— start Extracted material —

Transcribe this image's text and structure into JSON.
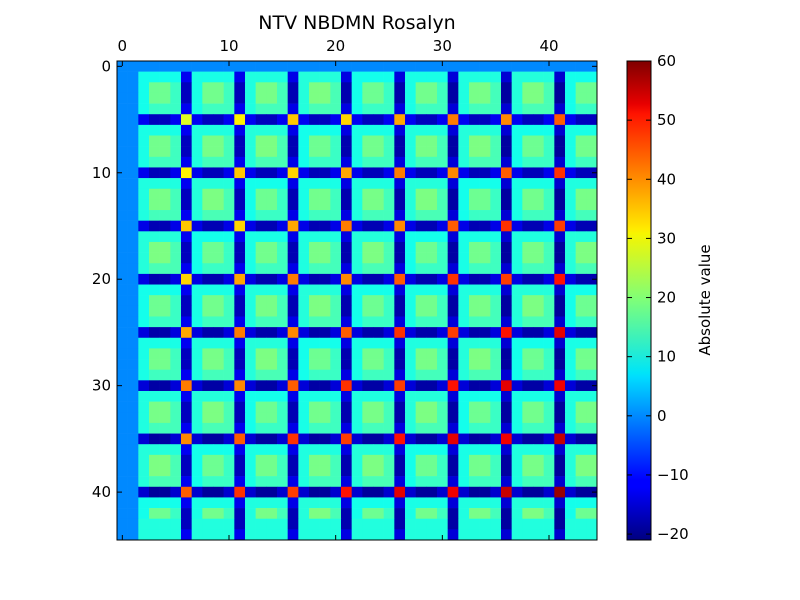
{
  "chart_data": {
    "type": "heatmap",
    "title": "NTV NBDMN Rosalyn",
    "size": 45,
    "x_ticks": [
      0,
      10,
      20,
      30,
      40
    ],
    "y_ticks": [
      0,
      10,
      20,
      30,
      40
    ],
    "x_axis_position": "top",
    "colormap": "jet",
    "colorbar": {
      "label": "Absolute value",
      "min": -21,
      "max": 60,
      "ticks": [
        -20,
        -10,
        0,
        10,
        20,
        30,
        40,
        50,
        60
      ]
    },
    "pattern": {
      "period": 5,
      "row_offset": 1,
      "col_offset": 2,
      "background_value": 0,
      "block_base": 14,
      "block_center_boost": 6,
      "block_amplitude_growth": 0.4,
      "dark_line_value": -16,
      "dark_line_growth": -0.1,
      "intersection_base": 27,
      "intersection_growth": 4.0,
      "edge_light_value": 10
    },
    "grid": false
  }
}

— end Extracted material —

=== What is required ===
Copy out each line exactly, without the pictures.

=== Response for this exercise ===
Transcribe this image's text and structure into JSON.
{
  "chart_data": {
    "type": "heatmap",
    "title": "NTV NBDMN Rosalyn",
    "size": 45,
    "x_ticks": [
      0,
      10,
      20,
      30,
      40
    ],
    "y_ticks": [
      0,
      10,
      20,
      30,
      40
    ],
    "x_axis_position": "top",
    "colormap": "jet",
    "colorbar": {
      "label": "Absolute value",
      "min": -21,
      "max": 60,
      "ticks": [
        -20,
        -10,
        0,
        10,
        20,
        30,
        40,
        50,
        60
      ]
    },
    "pattern": {
      "period": 5,
      "row_offset": 1,
      "col_offset": 2,
      "background_value": 0,
      "block_base": 14,
      "block_center_boost": 6,
      "block_amplitude_growth": 0.4,
      "dark_line_value": -16,
      "dark_line_growth": -0.1,
      "intersection_base": 27,
      "intersection_growth": 4.0,
      "edge_light_value": 10
    },
    "grid": false
  }
}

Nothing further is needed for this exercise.